§ **TASK REQUIREMENTS**
Copy the lines from the very first one through the line containing "Annotate this image: element", putting "x-axis-tick" wherever "x-tick-label" appears and changing nothing else. Leave the pictures out.

§ **EXERCISE INPUT**
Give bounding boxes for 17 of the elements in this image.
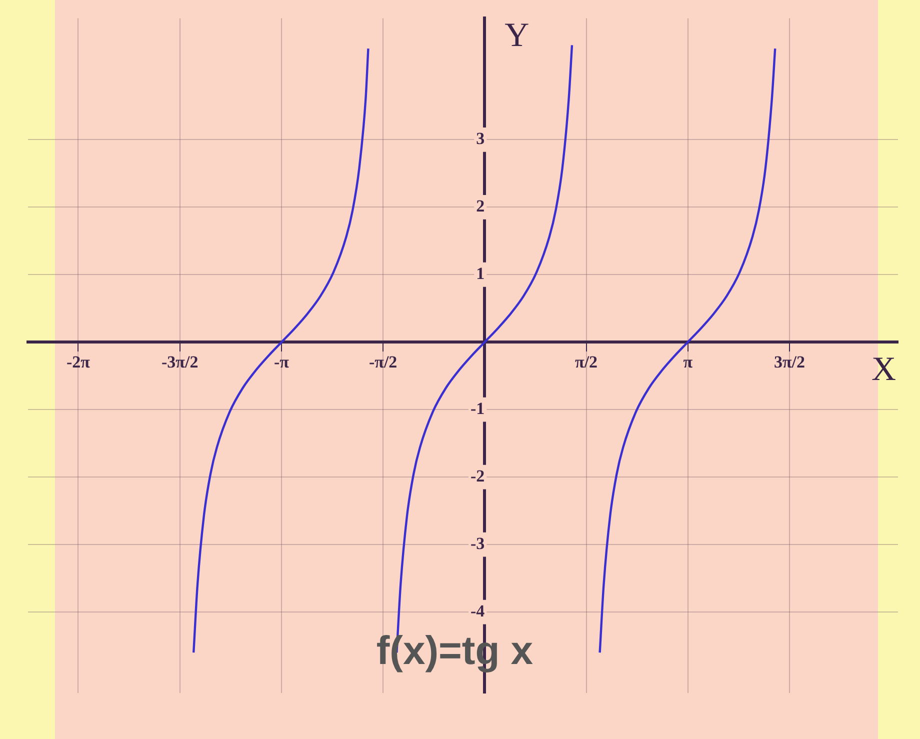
- x-tick-label: -π/2: [368, 352, 398, 372]
- line-series: [598, 47, 776, 654]
- y-tick-label: 3: [476, 129, 485, 148]
- x-tick-label: -π: [274, 352, 290, 372]
- y-tick-label: -1: [470, 398, 485, 418]
- x-tick-label: π: [683, 352, 694, 372]
- x-tick-label: -3π/2: [162, 352, 198, 372]
- y-axis-title: Y: [504, 17, 530, 54]
- y-tick-label: -3: [470, 534, 485, 553]
- x-axis-title: X: [871, 351, 896, 388]
- x-tick-label: π/2: [575, 352, 598, 372]
- x-tick-label: 3π/2: [774, 352, 806, 372]
- y-tick-label: 1: [476, 264, 485, 284]
- y-tick-label: -4: [470, 601, 486, 620]
- y-tick-label: -2: [470, 466, 485, 486]
- x-tick-label: -2π: [66, 352, 91, 372]
- y-tick-label: 2: [476, 196, 485, 216]
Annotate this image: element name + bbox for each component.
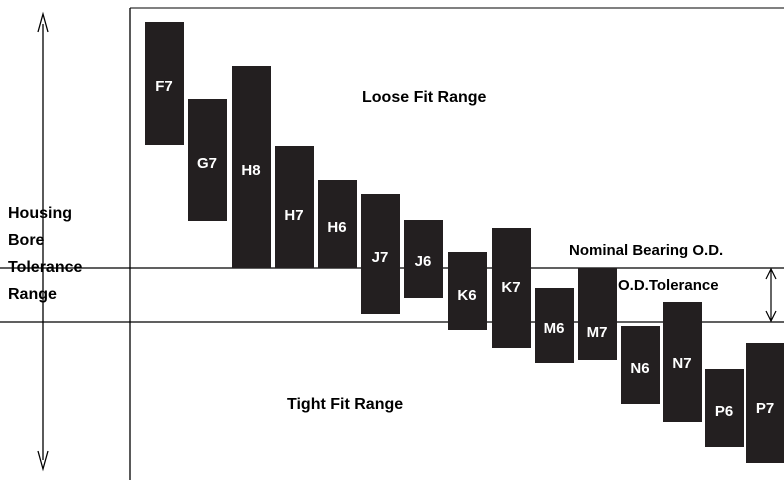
tolerance-zone-m7: M7	[578, 268, 617, 360]
tolerance-zone-k6: K6	[448, 252, 487, 330]
tolerance-zone-h7: H7	[275, 146, 314, 268]
tight-fit-label: Tight Fit Range	[287, 396, 403, 413]
tolerance-zone-f7: F7	[145, 22, 184, 145]
tolerance-zone-label: M6	[544, 320, 565, 337]
left-label-line: Range	[8, 286, 57, 303]
tolerance-zone-j6: J6	[404, 220, 443, 298]
tolerance-zone-bar	[621, 326, 660, 404]
tolerance-zone-label: P6	[715, 403, 733, 420]
tolerance-zone-m6: M6	[535, 288, 574, 363]
housing-range-arrow-icon	[37, 11, 49, 472]
tolerance-zone-bar	[578, 268, 617, 360]
tolerance-zone-p6: P6	[705, 369, 744, 447]
tolerance-zone-k7: K7	[492, 228, 531, 348]
tolerance-zone-label: N6	[630, 360, 649, 377]
tolerance-zone-bar	[275, 146, 314, 268]
tolerance-zone-label: F7	[155, 78, 173, 95]
tolerance-zone-label: K6	[457, 287, 476, 304]
tolerance-zone-bar	[705, 369, 744, 447]
tolerance-zone-label: M7	[587, 324, 608, 341]
left-label-line: Bore	[8, 232, 45, 249]
tolerance-zone-bar	[232, 66, 271, 268]
tolerance-zone-bar	[746, 343, 784, 463]
tolerance-zone-bars: F7 G7 H8 H7 H6 J7 J6 K6 K7 M6 M7 N6 N7 P6 P7	[145, 22, 784, 463]
tolerance-zone-bar	[448, 252, 487, 330]
tolerance-zone-label: J6	[415, 253, 432, 270]
tolerance-zone-bar	[361, 194, 400, 314]
tolerance-zone-bar	[188, 99, 227, 221]
tolerance-zone-bar	[492, 228, 531, 348]
tolerance-zone-g7: G7	[188, 99, 227, 221]
tolerance-zone-bar	[145, 22, 184, 145]
housing-bore-tolerance-label: Housing Bore Tolerance Range	[8, 205, 87, 303]
od-tolerance-arrow-icon	[765, 267, 777, 323]
tolerance-zone-p7: P7	[746, 343, 784, 463]
tolerance-zone-n7: N7	[663, 302, 702, 422]
tolerance-zone-label: H8	[241, 162, 260, 179]
nominal-od-label: Nominal Bearing O.D.	[569, 242, 723, 259]
tolerance-zone-label: P7	[756, 400, 774, 417]
tolerance-zone-label: G7	[197, 155, 217, 172]
left-label-line: Housing	[8, 205, 72, 222]
od-tolerance-label: O.D.Tolerance	[618, 277, 719, 294]
tolerance-zone-h6: H6	[318, 180, 357, 268]
tolerance-zone-label: J7	[372, 249, 389, 266]
tolerance-zone-label: H7	[284, 207, 303, 224]
tolerance-zone-n6: N6	[621, 326, 660, 404]
tolerance-zone-h8: H8	[232, 66, 271, 268]
left-label-line: Tolerance	[8, 259, 83, 276]
tolerance-zone-bar	[535, 288, 574, 363]
tolerance-zone-bar	[318, 180, 357, 268]
loose-fit-label: Loose Fit Range	[362, 89, 487, 106]
tolerance-zone-bar	[404, 220, 443, 298]
tolerance-zone-bar	[663, 302, 702, 422]
tolerance-zone-j7: J7	[361, 194, 400, 314]
tolerance-zone-label: H6	[327, 219, 346, 236]
tolerance-zone-label: K7	[501, 279, 520, 296]
tolerance-zone-label: N7	[672, 355, 691, 372]
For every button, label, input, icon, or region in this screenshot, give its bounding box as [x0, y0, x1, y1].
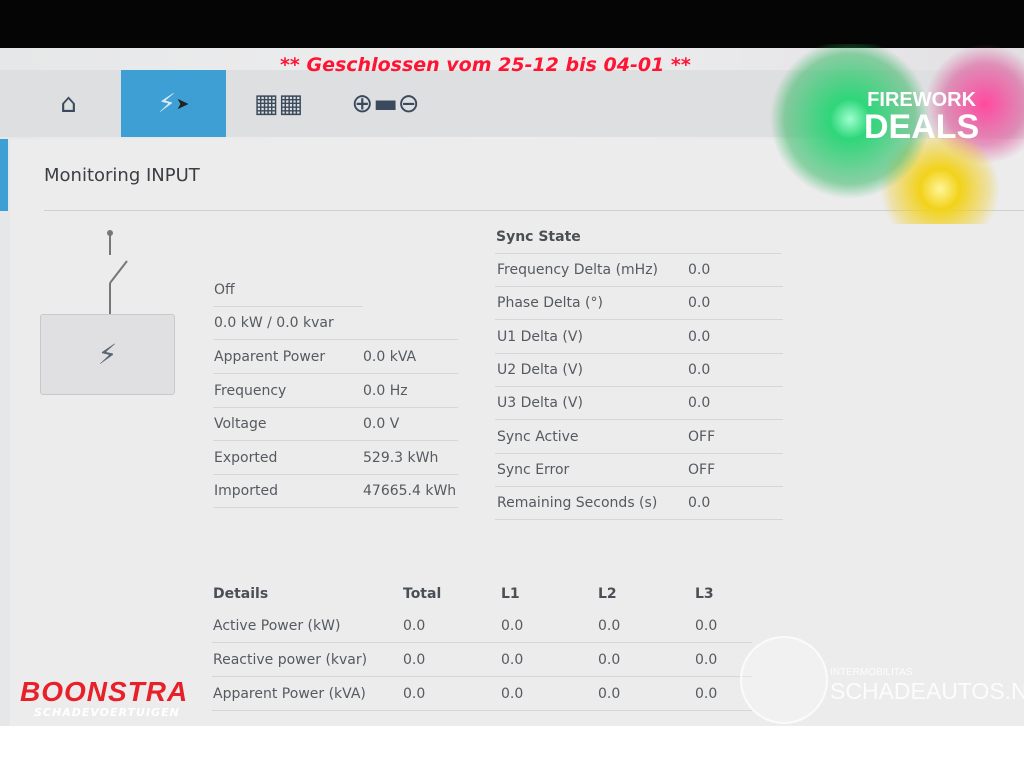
status-row: Frequency 0.0 Hz — [213, 375, 458, 408]
sync-label: Sync Error — [497, 461, 570, 478]
grid-device-box[interactable]: ⚡ — [40, 314, 175, 395]
details-header: Details Total L1 L2 L3 — [212, 577, 752, 610]
status-value: 0.0 kVA — [363, 349, 417, 365]
sync-label: U1 Delta (V) — [497, 328, 583, 345]
boonstra-logo: BOONSTRA — [20, 676, 189, 707]
status-value: 529.3 kWh — [363, 449, 439, 466]
tab-buildings[interactable]: ▦▦ — [226, 70, 331, 137]
sync-value: 0.0 — [688, 262, 711, 278]
details-cell: Active Power (kW) — [213, 618, 341, 634]
status-label: Exported — [214, 449, 278, 466]
globe-logo-icon — [740, 636, 828, 724]
details-cell: 0.0 — [598, 686, 621, 702]
sync-label: Frequency Delta (mHz) — [497, 262, 659, 278]
sync-label: Sync Active — [497, 428, 579, 445]
details-row: Active Power (kW) 0.0 0.0 0.0 0.0 — [212, 610, 752, 643]
details-header-cell: L2 — [598, 585, 617, 602]
status-label: Apparent Power — [214, 349, 326, 365]
photo-bottom-border — [0, 726, 1024, 768]
details-row: Apparent Power (kVA) 0.0 0.0 0.0 0.0 — [212, 678, 752, 711]
home-icon: ⌂ — [60, 88, 77, 119]
sync-row: Frequency Delta (mHz) 0.0 — [495, 254, 783, 287]
sync-value: OFF — [688, 461, 716, 478]
status-value: 0.0 V — [363, 416, 400, 432]
sync-row: Phase Delta (°) 0.0 — [495, 287, 783, 321]
details-row: Reactive power (kvar) 0.0 0.0 0.0 0.0 — [212, 644, 752, 677]
status-label: Imported — [214, 483, 278, 499]
details-header-cell: L1 — [501, 585, 520, 602]
sync-value: 0.0 — [688, 395, 711, 412]
power-pylon-icon: ⚡ — [157, 88, 176, 119]
details-cell: 0.0 — [695, 686, 718, 702]
sync-title: Sync State — [495, 221, 781, 254]
battery-icon: ⊕▬⊖ — [351, 88, 420, 119]
status-power: 0.0 kW / 0.0 kvar — [213, 307, 458, 340]
sync-row: U1 Delta (V) 0.0 — [495, 321, 783, 354]
status-row: Voltage 0.0 V — [213, 408, 458, 441]
details-cell: 0.0 — [598, 618, 621, 634]
details-cell: 0.0 — [695, 652, 718, 668]
details-header-cell: Details — [213, 585, 269, 602]
buildings-icon: ▦▦ — [253, 88, 304, 119]
sync-value: 0.0 — [688, 328, 711, 345]
fireworks-graphic — [755, 44, 1024, 224]
page-title: Monitoring INPUT — [44, 165, 200, 186]
status-value: 0.0 Hz — [363, 382, 408, 399]
details-header-cell: L3 — [695, 585, 714, 602]
status-label: Voltage — [214, 416, 267, 432]
status-state: Off — [213, 274, 363, 307]
sync-row: Sync Error OFF — [495, 454, 783, 487]
power-pylon-icon: ⚡ — [97, 338, 118, 371]
sync-label: U2 Delta (V) — [497, 361, 583, 378]
status-row: Exported 529.3 kWh — [213, 442, 458, 475]
details-cell: 0.0 — [695, 618, 718, 634]
breaker-switch-icon — [107, 230, 128, 315]
boonstra-subtitle: SCHADEVOERTUIGEN — [34, 706, 180, 719]
closed-banner: ** Geschlossen vom 25-12 bis 04-01 ** — [280, 54, 691, 76]
details-header-cell: Total — [403, 585, 442, 602]
sync-label: Phase Delta (°) — [497, 295, 603, 312]
sync-value: 0.0 — [688, 495, 711, 512]
details-cell: 0.0 — [403, 652, 426, 668]
sync-row: U3 Delta (V) 0.0 — [495, 387, 783, 421]
sync-label: U3 Delta (V) — [497, 395, 583, 412]
side-accent — [0, 139, 8, 211]
details-cell: Reactive power (kvar) — [213, 652, 368, 668]
tab-grid-input[interactable]: ⚡ ➤ — [121, 70, 226, 137]
status-row: Apparent Power 0.0 kVA — [213, 341, 458, 374]
sync-value: OFF — [688, 428, 716, 445]
status-row: Imported 47665.4 kWh — [213, 475, 458, 508]
status-value: 47665.4 kWh — [363, 483, 457, 499]
details-cell: 0.0 — [501, 618, 524, 634]
sync-value: 0.0 — [688, 361, 711, 378]
tab-battery[interactable]: ⊕▬⊖ — [333, 70, 438, 137]
divider — [44, 210, 1024, 211]
sync-row: Sync Active OFF — [495, 421, 783, 454]
photo-top-border — [0, 0, 1024, 48]
details-cell: 0.0 — [403, 686, 426, 702]
details-cell: Apparent Power (kVA) — [213, 686, 366, 702]
details-cell: 0.0 — [598, 652, 621, 668]
details-cell: 0.0 — [501, 686, 524, 702]
firework-deals-promo[interactable]: FIREWORK DEALS — [864, 89, 980, 146]
content-panel — [10, 139, 1024, 726]
details-cell: 0.0 — [501, 652, 524, 668]
cursor-icon: ➤ — [175, 94, 190, 113]
schadeautos-watermark: INTERMOBILITAS SCHADEAUTOS.NL — [830, 667, 1024, 704]
details-cell: 0.0 — [403, 618, 426, 634]
status-label: Frequency — [214, 382, 287, 399]
tab-home[interactable]: ⌂ — [16, 70, 121, 137]
sync-value: 0.0 — [688, 295, 711, 312]
sync-row: U2 Delta (V) 0.0 — [495, 354, 783, 387]
sync-label: Remaining Seconds (s) — [497, 495, 658, 512]
sync-row: Remaining Seconds (s) 0.0 — [495, 487, 783, 521]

§ **SOLVED EXERCISE**
Give bounding boxes for 17 of the elements in this image.
- x-axis-tick: -π/2: [368, 352, 398, 372]
- line-series: [598, 47, 776, 654]
- y-tick-label: 3: [476, 129, 485, 148]
- x-axis-tick: -π: [274, 352, 290, 372]
- y-tick-label: -1: [470, 398, 485, 418]
- x-axis-tick: π: [683, 352, 694, 372]
- x-axis-tick: -3π/2: [162, 352, 198, 372]
- y-axis-title: Y: [504, 17, 530, 54]
- y-tick-label: -3: [470, 534, 485, 553]
- x-axis-title: X: [871, 351, 896, 388]
- x-axis-tick: π/2: [575, 352, 598, 372]
- x-axis-tick: 3π/2: [774, 352, 806, 372]
- y-tick-label: 1: [476, 264, 485, 284]
- y-tick-label: -4: [470, 601, 486, 620]
- y-tick-label: -2: [470, 466, 485, 486]
- x-axis-tick: -2π: [66, 352, 91, 372]
- y-tick-label: 2: [476, 196, 485, 216]
Annotate this image: element name + bbox for each component.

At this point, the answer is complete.